Goal of the exercise: Print all of the data exactly as written.

** start Material shown **

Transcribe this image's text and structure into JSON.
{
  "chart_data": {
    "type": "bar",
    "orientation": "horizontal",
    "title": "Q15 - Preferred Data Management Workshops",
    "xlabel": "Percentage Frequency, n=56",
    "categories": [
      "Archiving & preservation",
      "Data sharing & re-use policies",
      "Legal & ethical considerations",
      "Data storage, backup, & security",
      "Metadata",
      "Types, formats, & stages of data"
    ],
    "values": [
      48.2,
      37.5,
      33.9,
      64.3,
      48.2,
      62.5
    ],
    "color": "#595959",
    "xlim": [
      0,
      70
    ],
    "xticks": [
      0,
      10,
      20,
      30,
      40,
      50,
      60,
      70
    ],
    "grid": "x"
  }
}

** end Material shown **

Written answer:
Transcribe this image's text and structure into JSON.
{
  "chart_data": {
    "type": "bar",
    "orientation": "horizontal",
    "title": "Q15 - Preferred Data Management Workshops",
    "xlabel": "Percentage Frequency, n=56",
    "categories": [
      "Archiving & preservation",
      "Data sharing & re-use policies",
      "Legal & ethical considerations",
      "Data storage, backup, & security",
      "Metadata",
      "Types, formats, & stages of data"
    ],
    "values": [
      48.2,
      37.5,
      33.9,
      64.3,
      48.2,
      62.5
    ],
    "color": "#595959",
    "xlim": [
      0,
      70
    ],
    "xticks": [
      0,
      10,
      20,
      30,
      40,
      50,
      60,
      70
    ],
    "grid": "x"
  }
}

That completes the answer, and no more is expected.